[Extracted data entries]
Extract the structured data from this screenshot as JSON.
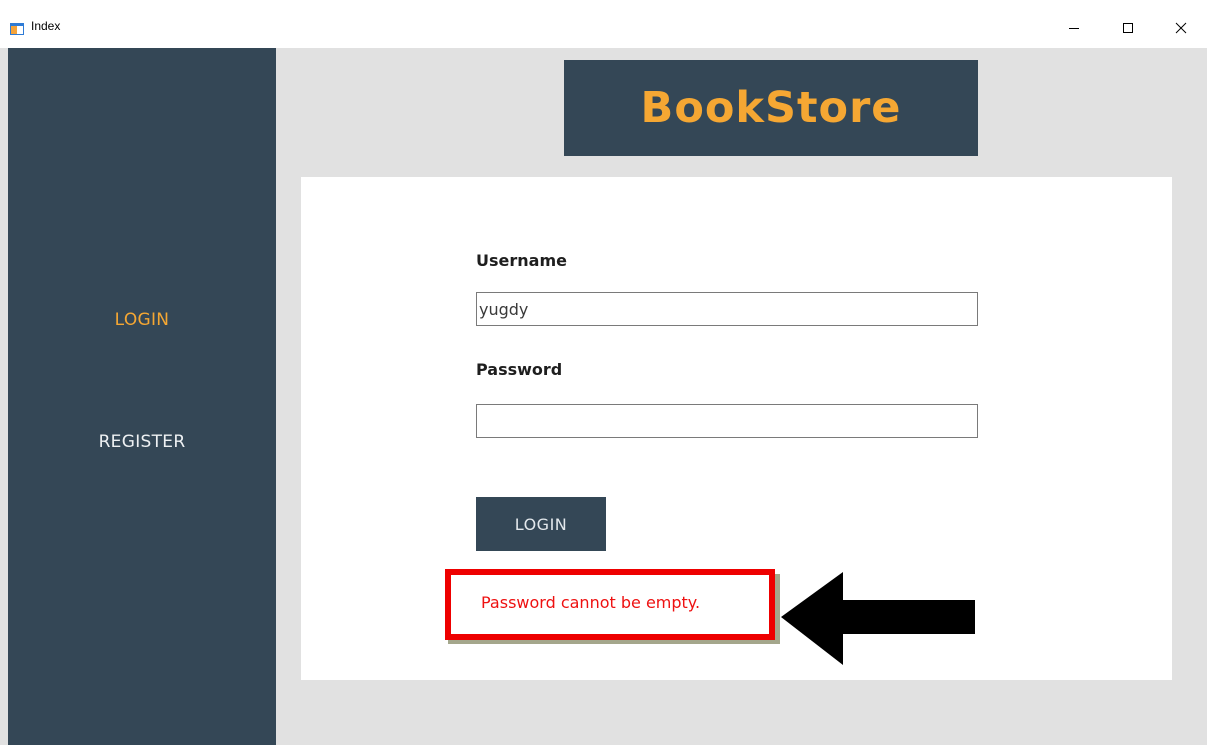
{
  "window": {
    "title": "Index",
    "icon": "app-window-icon",
    "controls": [
      "minimize-icon",
      "maximize-icon",
      "close-icon"
    ]
  },
  "sidebar": {
    "items": [
      {
        "label": "LOGIN",
        "active": true
      },
      {
        "label": "REGISTER",
        "active": false
      }
    ]
  },
  "brand": {
    "title": "BookStore"
  },
  "form": {
    "username_label": "Username",
    "username_value": "yugdy",
    "password_label": "Password",
    "password_value": "",
    "login_button": "LOGIN",
    "error_message": "Password cannot be empty."
  },
  "annotation": {
    "arrow_icon": "left-arrow-icon"
  },
  "colors": {
    "sidebar_bg": "#344756",
    "accent": "#f5a733",
    "error": "#ee0000",
    "content_bg": "#e1e1e1"
  }
}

● Work to complete
Quote everything in the listing above exactly; pictures are the only thing to omit.

● Exercise answer
Extract the structured data from this screenshot as JSON.
{
  "window": {
    "title": "Index",
    "icon": "app-window-icon",
    "controls": [
      "minimize-icon",
      "maximize-icon",
      "close-icon"
    ]
  },
  "sidebar": {
    "items": [
      {
        "label": "LOGIN",
        "active": true
      },
      {
        "label": "REGISTER",
        "active": false
      }
    ]
  },
  "brand": {
    "title": "BookStore"
  },
  "form": {
    "username_label": "Username",
    "username_value": "yugdy",
    "password_label": "Password",
    "password_value": "",
    "login_button": "LOGIN",
    "error_message": "Password cannot be empty."
  },
  "annotation": {
    "arrow_icon": "left-arrow-icon"
  },
  "colors": {
    "sidebar_bg": "#344756",
    "accent": "#f5a733",
    "error": "#ee0000",
    "content_bg": "#e1e1e1"
  }
}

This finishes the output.